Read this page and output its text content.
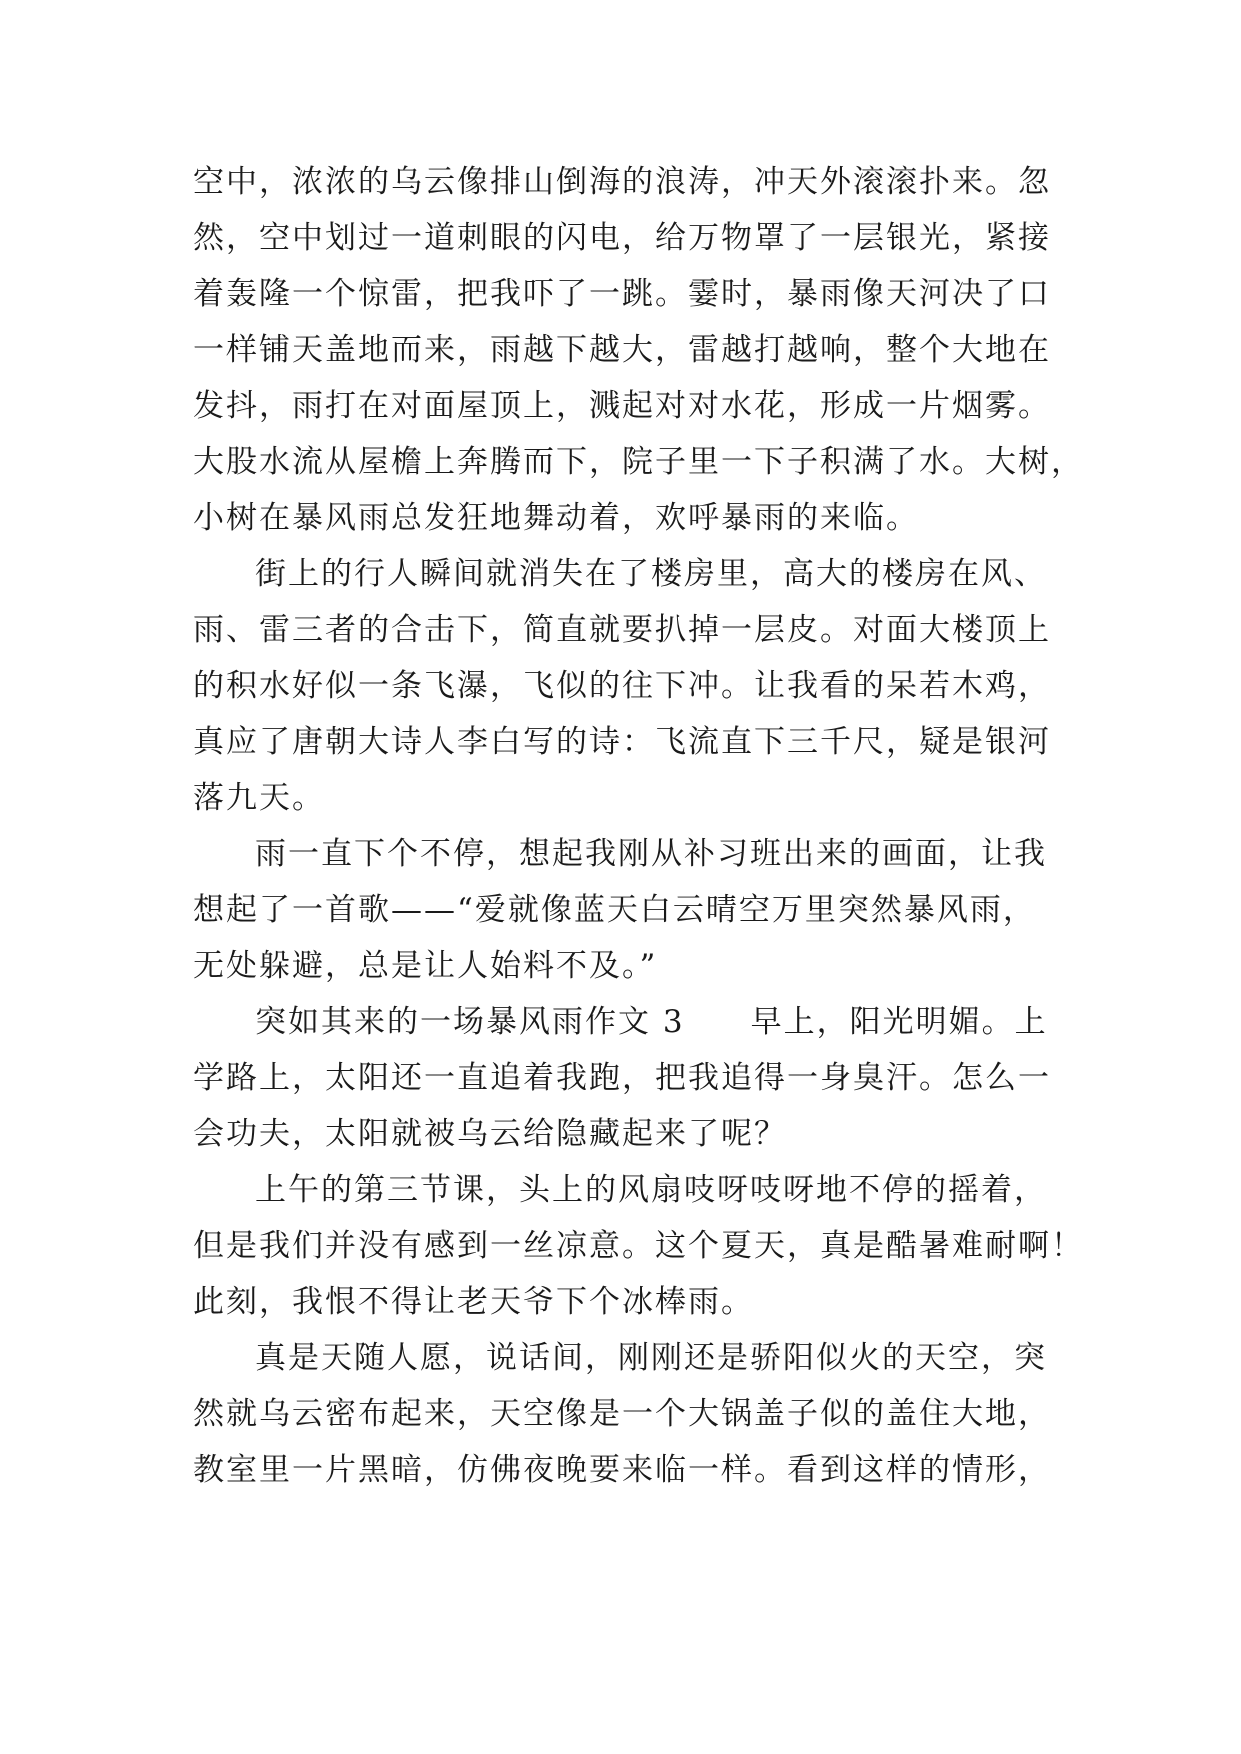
空中，浓浓的乌云像排山倒海的浪涛，冲天外滚滚扑来。忽
然，空中划过一道刺眼的闪电，给万物罩了一层银光，紧接
着轰隆一个惊雷，把我吓了一跳。霎时，暴雨像天河决了口
一样铺天盖地而来，雨越下越大，雷越打越响，整个大地在
发抖，雨打在对面屋顶上，溅起对对水花，形成一片烟雾。
大股水流从屋檐上奔腾而下，院子里一下子积满了水。大树，
小树在暴风雨总发狂地舞动着，欢呼暴雨的来临。
街上的行人瞬间就消失在了楼房里，高大的楼房在风、
雨、雷三者的合击下，简直就要扒掉一层皮。对面大楼顶上
的积水好似一条飞瀑，飞似的往下冲。让我看的呆若木鸡，
真应了唐朝大诗人李白写的诗：飞流直下三千尺，疑是银河
落九天。
雨一直下个不停，想起我刚从补习班出来的画面，让我
想起了一首歌——“爱就像蓝天白云晴空万里突然暴风雨，
无处躲避，总是让人始料不及。”
突如其来的一场暴风雨作文 3　　早上，阳光明媚。上
学路上，太阳还一直追着我跑，把我追得一身臭汗。怎么一
会功夫，太阳就被乌云给隐藏起来了呢？
上午的第三节课，头上的风扇吱呀吱呀地不停的摇着，
但是我们并没有感到一丝凉意。这个夏天，真是酷暑难耐啊！
此刻，我恨不得让老天爷下个冰棒雨。
真是天随人愿，说话间，刚刚还是骄阳似火的天空，突
然就乌云密布起来，天空像是一个大锅盖子似的盖住大地，
教室里一片黑暗，仿佛夜晚要来临一样。看到这样的情形，
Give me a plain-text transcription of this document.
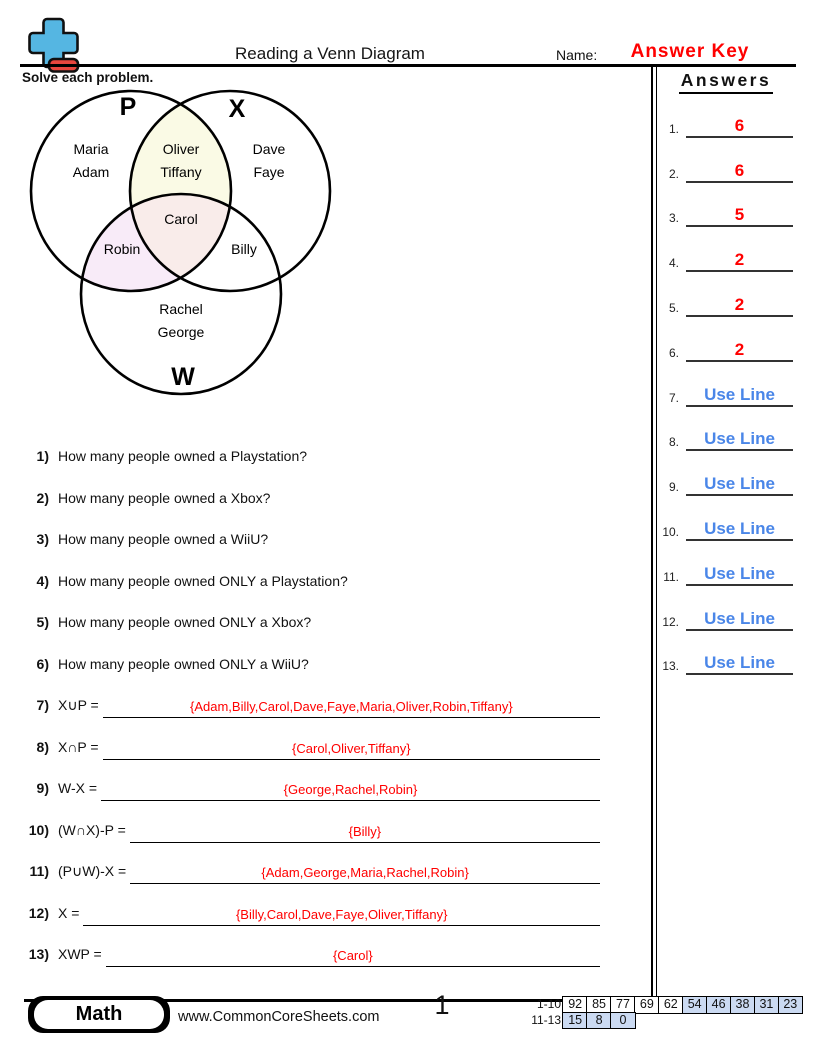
Reading a Venn Diagram	Name:	Answer Key
Solve each problem.
P	X
W
Maria
Adam
Oliver
Tiffany
Dave
Faye
Carol
Robin	Billy
Rachel
George
1) How many people owned a Playstation?
2) How many people owned a Xbox?
3) How many people owned a WiiU?
4) How many people owned ONLY a Playstation?
5) How many people owned ONLY a Xbox?
6) How many people owned ONLY a WiiU?
7) X∪P =	{Adam,Billy,Carol,Dave,Faye,Maria,Oliver,Robin,Tiffany}
8) X∩P =	{Carol,Oliver,Tiffany}
9) W-X =	{George,Rachel,Robin}
10) (W∩X)-P =	{Billy}
11) (P∪W)-X =	{Adam,George,Maria,Rachel,Robin}
12) X =	{Billy,Carol,Dave,Faye,Oliver,Tiffany}
13) XWP =	{Carol}
Answers
1.	6
2.	6
3.	5
4.	2
5.	2
6.	2
7. Use Line
8. Use Line
9. Use Line
10. Use Line
11. Use Line
12. Use Line
13. Use Line
Math	www.CommonCoreSheets.com	1	1-10 92 85 77 69 62 54 46 38 31 23
11-13 15	8	0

### Set problem
Exactly reproduce the lines beginning at the one that contains "Give me a plain-text" and ending at the final line of the material, with the pictures left out.

### Task result
Give me a plain-text transcription of this document.
Reading a Venn Diagram	Name:	Answer Key
Solve each problem.
P	X
W
Maria
Adam
Oliver
Tiffany
Dave
Faye
Carol
Robin	Billy
Rachel
George
1) How many people owned a Playstation?
2) How many people owned a Xbox?
3) How many people owned a WiiU?
4) How many people owned ONLY a Playstation?
5) How many people owned ONLY a Xbox?
6) How many people owned ONLY a WiiU?
7) X∪P =	{Adam,Billy,Carol,Dave,Faye,Maria,Oliver,Robin,Tiffany}
8) X∩P =	{Carol,Oliver,Tiffany}
9) W-X =	{George,Rachel,Robin}
10) (W∩X)-P =	{Billy}
11) (P∪W)-X =	{Adam,George,Maria,Rachel,Robin}
12) X =	{Billy,Carol,Dave,Faye,Oliver,Tiffany}
13) XWP =	{Carol}
Answers
1.	6
2.	6
3.	5
4.	2
5.	2
6.	2
7. Use Line
8. Use Line
9. Use Line
10. Use Line
11. Use Line
12. Use Line
13. Use Line
Math	www.CommonCoreSheets.com	1	1-10 92 85 77 69 62 54 46 38 31 23
11-13 15	8	0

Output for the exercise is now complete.